## Written task
Echo everything from the first line of the entries down to the line that contains "left-y-axis-label: Hourly Precipitation", including that line, reproducing each line without any change.

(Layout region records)
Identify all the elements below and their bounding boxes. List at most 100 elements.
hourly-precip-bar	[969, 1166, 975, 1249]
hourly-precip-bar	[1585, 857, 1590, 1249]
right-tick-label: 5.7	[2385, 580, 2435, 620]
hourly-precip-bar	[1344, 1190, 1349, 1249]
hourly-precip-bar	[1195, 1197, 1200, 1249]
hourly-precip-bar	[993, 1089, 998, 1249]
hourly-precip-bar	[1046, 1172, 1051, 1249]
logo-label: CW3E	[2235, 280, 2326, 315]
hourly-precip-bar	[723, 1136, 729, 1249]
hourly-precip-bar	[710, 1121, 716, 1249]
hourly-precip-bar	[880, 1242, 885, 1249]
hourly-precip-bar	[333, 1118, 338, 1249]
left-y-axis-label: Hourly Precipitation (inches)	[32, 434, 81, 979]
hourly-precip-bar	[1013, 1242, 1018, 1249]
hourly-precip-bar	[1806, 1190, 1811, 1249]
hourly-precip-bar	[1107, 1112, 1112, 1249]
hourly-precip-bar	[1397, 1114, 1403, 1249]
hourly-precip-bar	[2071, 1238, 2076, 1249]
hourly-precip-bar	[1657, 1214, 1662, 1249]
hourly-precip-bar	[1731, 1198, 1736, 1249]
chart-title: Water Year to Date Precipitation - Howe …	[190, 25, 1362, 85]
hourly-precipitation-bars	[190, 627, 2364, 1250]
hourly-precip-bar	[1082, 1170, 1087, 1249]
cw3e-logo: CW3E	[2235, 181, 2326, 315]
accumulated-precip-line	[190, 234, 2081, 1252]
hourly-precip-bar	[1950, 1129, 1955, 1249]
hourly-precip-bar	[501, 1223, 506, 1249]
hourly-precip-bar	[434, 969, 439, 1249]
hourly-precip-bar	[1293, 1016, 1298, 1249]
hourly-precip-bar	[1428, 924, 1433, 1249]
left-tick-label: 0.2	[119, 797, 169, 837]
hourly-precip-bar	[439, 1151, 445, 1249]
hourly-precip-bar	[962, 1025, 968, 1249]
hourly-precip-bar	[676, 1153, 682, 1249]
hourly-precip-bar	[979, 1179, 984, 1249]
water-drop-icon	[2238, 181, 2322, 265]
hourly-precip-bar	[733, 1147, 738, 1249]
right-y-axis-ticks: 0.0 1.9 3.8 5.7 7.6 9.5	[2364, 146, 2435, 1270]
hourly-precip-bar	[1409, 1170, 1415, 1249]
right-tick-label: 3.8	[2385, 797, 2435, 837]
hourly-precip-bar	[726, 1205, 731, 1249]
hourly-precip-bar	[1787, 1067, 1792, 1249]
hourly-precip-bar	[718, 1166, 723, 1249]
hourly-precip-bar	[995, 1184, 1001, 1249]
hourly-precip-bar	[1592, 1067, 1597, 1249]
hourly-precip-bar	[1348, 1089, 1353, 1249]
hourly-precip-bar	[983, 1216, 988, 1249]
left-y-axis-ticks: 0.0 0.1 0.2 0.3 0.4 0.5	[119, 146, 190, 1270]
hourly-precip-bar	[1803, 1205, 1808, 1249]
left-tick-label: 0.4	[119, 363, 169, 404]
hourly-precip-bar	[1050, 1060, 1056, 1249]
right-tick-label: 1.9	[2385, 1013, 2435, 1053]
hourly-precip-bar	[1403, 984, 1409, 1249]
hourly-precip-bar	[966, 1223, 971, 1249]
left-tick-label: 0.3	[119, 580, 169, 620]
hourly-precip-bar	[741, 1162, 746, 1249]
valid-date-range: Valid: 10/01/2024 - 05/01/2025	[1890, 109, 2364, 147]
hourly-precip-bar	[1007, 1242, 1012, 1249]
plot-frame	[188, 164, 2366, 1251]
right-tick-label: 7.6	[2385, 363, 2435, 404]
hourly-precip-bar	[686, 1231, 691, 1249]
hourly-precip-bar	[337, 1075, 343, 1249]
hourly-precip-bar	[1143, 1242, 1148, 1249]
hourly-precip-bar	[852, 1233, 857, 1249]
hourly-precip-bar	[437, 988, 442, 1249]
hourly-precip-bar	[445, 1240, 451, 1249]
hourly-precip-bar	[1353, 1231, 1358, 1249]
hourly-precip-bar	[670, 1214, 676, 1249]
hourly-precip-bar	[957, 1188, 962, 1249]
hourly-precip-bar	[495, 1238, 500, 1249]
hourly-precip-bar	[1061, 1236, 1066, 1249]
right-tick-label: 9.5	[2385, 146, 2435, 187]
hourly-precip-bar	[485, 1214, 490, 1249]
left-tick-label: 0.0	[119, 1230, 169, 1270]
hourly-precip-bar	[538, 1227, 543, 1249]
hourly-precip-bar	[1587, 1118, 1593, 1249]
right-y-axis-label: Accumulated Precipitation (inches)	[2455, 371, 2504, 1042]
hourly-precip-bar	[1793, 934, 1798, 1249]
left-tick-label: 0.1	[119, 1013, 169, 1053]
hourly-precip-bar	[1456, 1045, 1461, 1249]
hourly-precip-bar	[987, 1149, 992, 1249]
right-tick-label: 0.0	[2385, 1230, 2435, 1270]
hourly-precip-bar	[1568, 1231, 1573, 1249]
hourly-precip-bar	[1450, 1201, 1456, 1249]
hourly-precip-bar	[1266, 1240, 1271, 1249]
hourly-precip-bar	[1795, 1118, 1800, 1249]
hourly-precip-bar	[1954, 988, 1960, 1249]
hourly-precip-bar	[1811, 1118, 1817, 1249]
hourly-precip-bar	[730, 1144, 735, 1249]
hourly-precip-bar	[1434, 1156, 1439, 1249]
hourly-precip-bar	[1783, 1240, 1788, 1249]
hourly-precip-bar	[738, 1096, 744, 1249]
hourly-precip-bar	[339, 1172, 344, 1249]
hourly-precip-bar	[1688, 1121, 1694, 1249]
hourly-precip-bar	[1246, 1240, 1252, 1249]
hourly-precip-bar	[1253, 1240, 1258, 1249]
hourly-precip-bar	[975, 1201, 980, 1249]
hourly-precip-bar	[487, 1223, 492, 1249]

## Answer to the exercise
Identify all the elements below and their bounding boxes. List at most 100 elements.
hourly-precip-bar	[969, 1166, 975, 1249]
hourly-precip-bar	[1585, 857, 1590, 1249]
right-tick-label: 5.7	[2385, 580, 2435, 620]
hourly-precip-bar	[1344, 1190, 1349, 1249]
hourly-precip-bar	[1195, 1197, 1200, 1249]
hourly-precip-bar	[993, 1089, 998, 1249]
hourly-precip-bar	[1046, 1172, 1051, 1249]
logo-label: CW3E	[2235, 280, 2326, 315]
hourly-precip-bar	[723, 1136, 729, 1249]
hourly-precip-bar	[710, 1121, 716, 1249]
hourly-precip-bar	[880, 1242, 885, 1249]
hourly-precip-bar	[333, 1118, 338, 1249]
left-y-axis-label: Hourly Precipitation (inches)	[32, 434, 81, 979]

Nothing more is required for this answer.